● **Problem details**
Locate all lines with the word "density". Copy them.

● **Data supplied**
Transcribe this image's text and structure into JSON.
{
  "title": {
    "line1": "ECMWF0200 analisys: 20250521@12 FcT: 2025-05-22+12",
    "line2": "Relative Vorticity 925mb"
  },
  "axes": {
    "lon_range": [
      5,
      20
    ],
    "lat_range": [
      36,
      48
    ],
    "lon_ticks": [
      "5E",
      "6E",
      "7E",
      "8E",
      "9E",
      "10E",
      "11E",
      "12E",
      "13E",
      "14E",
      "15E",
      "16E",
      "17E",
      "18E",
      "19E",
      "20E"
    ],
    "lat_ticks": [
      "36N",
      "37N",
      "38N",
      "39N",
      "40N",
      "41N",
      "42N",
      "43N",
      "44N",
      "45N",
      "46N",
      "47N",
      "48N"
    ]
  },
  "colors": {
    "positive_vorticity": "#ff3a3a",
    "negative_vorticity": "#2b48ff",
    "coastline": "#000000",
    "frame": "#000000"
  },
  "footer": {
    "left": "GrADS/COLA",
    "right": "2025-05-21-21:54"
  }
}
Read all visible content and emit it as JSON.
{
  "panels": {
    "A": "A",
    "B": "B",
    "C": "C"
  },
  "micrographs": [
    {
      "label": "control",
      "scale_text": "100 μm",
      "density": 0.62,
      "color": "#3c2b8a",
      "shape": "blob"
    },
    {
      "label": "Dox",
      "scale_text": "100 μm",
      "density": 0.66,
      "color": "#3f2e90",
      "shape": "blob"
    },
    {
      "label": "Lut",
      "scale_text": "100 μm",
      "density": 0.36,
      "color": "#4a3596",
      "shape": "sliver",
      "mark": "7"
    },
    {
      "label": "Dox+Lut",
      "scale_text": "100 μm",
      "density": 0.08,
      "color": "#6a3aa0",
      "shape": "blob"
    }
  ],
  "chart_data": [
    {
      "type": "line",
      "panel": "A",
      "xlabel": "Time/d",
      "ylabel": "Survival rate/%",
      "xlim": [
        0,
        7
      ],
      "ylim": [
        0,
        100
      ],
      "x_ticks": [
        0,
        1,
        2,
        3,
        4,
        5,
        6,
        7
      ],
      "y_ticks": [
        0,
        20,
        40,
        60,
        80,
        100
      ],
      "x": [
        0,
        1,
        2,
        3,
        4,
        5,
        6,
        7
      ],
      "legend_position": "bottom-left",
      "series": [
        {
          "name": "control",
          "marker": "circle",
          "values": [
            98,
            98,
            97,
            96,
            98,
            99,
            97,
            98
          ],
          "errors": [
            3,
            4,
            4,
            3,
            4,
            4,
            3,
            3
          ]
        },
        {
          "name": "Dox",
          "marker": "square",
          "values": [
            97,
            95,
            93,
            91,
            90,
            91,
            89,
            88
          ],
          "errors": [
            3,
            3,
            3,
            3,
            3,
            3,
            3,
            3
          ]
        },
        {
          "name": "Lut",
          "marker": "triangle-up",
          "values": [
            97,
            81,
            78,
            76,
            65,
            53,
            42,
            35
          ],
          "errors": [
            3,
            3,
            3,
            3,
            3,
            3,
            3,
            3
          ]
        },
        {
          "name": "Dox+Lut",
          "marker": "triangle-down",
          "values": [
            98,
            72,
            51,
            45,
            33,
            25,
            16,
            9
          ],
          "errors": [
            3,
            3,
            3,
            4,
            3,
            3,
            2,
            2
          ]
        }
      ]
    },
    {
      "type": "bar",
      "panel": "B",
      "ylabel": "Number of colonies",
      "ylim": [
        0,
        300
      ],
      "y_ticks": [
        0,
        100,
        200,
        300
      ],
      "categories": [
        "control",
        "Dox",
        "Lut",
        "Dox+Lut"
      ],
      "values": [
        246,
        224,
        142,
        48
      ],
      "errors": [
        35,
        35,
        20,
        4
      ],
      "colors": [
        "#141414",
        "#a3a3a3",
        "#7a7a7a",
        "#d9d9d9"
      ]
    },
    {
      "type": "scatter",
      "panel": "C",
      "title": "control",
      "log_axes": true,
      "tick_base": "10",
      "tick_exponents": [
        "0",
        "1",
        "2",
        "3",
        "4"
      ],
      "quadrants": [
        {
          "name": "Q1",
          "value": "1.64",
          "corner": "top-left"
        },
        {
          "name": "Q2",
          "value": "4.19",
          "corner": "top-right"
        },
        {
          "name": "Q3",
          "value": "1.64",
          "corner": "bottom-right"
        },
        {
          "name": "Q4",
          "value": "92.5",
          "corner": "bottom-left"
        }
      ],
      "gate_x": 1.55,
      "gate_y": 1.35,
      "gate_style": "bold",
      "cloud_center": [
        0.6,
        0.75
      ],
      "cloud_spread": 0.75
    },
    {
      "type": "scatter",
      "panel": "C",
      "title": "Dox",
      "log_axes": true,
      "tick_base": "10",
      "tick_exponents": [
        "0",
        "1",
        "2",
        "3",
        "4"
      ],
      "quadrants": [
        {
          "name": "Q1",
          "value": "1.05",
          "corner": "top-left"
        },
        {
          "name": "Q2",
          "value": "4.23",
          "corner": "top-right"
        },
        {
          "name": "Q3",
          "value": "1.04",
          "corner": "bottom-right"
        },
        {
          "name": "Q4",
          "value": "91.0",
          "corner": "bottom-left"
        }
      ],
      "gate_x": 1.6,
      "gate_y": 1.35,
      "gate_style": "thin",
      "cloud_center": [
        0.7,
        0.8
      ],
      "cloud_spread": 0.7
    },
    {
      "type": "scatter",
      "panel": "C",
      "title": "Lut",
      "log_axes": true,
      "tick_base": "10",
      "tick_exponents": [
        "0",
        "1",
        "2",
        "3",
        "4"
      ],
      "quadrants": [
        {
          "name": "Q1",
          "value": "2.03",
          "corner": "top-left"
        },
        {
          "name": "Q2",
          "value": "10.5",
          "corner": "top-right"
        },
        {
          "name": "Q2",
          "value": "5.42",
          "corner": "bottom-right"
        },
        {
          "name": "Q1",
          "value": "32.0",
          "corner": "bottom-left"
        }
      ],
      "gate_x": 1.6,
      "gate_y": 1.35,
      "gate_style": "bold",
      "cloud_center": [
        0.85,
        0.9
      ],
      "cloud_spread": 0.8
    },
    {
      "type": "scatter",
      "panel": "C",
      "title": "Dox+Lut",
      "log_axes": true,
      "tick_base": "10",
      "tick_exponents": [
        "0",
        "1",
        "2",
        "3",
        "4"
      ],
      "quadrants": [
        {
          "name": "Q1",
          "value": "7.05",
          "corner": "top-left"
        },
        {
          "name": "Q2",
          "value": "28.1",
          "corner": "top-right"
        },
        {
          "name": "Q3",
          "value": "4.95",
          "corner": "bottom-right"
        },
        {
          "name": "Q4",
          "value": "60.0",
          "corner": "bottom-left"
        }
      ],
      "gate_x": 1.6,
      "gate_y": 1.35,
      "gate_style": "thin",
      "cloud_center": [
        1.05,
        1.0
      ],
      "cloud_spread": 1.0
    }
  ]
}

● **The reply**
      "density": 0.62,
      "density": 0.66,
      "density": 0.36,
      "density": 0.08,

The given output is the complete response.